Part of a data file
____
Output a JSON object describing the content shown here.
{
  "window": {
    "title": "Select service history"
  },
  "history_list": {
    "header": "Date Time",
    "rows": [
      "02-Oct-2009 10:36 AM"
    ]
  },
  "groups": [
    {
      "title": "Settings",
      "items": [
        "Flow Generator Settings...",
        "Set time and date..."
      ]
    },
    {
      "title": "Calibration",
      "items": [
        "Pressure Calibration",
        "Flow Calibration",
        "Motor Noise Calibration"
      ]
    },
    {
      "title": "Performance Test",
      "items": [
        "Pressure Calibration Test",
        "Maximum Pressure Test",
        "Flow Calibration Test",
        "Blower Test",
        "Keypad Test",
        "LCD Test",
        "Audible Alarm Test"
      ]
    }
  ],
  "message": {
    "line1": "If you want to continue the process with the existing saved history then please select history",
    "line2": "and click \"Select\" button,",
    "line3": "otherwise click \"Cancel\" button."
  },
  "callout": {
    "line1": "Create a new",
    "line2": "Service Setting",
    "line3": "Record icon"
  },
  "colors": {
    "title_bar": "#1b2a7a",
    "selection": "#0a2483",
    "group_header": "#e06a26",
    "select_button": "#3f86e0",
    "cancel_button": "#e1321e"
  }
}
____
Set task ->
Once more, set down the full listing, verbatim.

The solution ->
Output a JSON object describing the content shown here.
{
  "window": {
    "title": "Select service history"
  },
  "history_list": {
    "header": "Date Time",
    "rows": [
      "02-Oct-2009 10:36 AM"
    ]
  },
  "groups": [
    {
      "title": "Settings",
      "items": [
        "Flow Generator Settings...",
        "Set time and date..."
      ]
    },
    {
      "title": "Calibration",
      "items": [
        "Pressure Calibration",
        "Flow Calibration",
        "Motor Noise Calibration"
      ]
    },
    {
      "title": "Performance Test",
      "items": [
        "Pressure Calibration Test",
        "Maximum Pressure Test",
        "Flow Calibration Test",
        "Blower Test",
        "Keypad Test",
        "LCD Test",
        "Audible Alarm Test"
      ]
    }
  ],
  "message": {
    "line1": "If you want to continue the process with the existing saved history then please select history",
    "line2": "and click \"Select\" button,",
    "line3": "otherwise click \"Cancel\" button."
  },
  "callout": {
    "line1": "Create a new",
    "line2": "Service Setting",
    "line3": "Record icon"
  },
  "colors": {
    "title_bar": "#1b2a7a",
    "selection": "#0a2483",
    "group_header": "#e06a26",
    "select_button": "#3f86e0",
    "cancel_button": "#e1321e"
  }
}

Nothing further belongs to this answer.